▶ **WHAT YOU SHOULD DO**:
Go through the entries below and retype them exactly, omitting each picture.

▶ **EXERCISE INPUT**:
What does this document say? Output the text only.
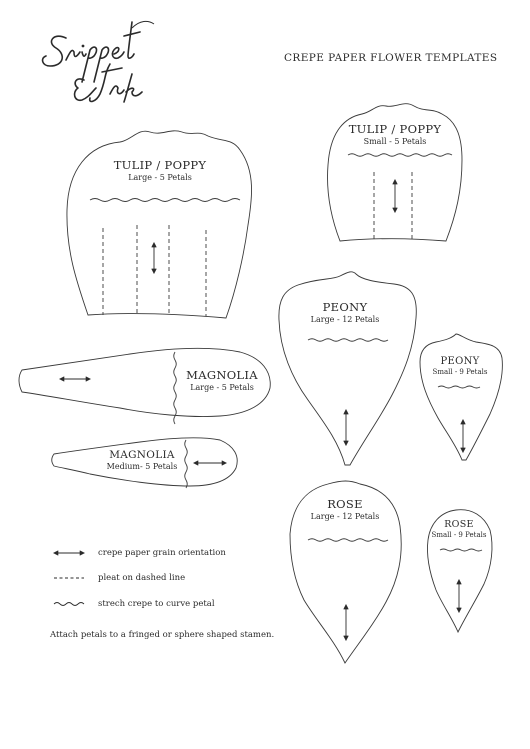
CREPE PAPER FLOWER TEMPLATES
TULIP / POPPY
Large - 5 Petals
TULIP / POPPY
Small - 5 Petals
PEONY
Large - 12 Petals
PEONY
Small - 9 Petals
MAGNOLIA
Large - 5 Petals
MAGNOLIA
Medium- 5 Petals
ROSE
Large - 12 Petals
ROSE
Small - 9 Petals
crepe paper grain orientation
pleat on dashed line
strech crepe to curve petal
Attach petals to a fringed or sphere shaped stamen.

▶ **REPLY**:
What does this document say? Output the text only.
CREPE PAPER FLOWER TEMPLATES
TULIP / POPPY
Large - 5 Petals
TULIP / POPPY
Small - 5 Petals
PEONY
Large - 12 Petals
PEONY
Small - 9 Petals
MAGNOLIA
Large - 5 Petals
MAGNOLIA
Medium- 5 Petals
ROSE
Large - 12 Petals
ROSE
Small - 9 Petals
crepe paper grain orientation
pleat on dashed line
strech crepe to curve petal
Attach petals to a fringed or sphere shaped stamen.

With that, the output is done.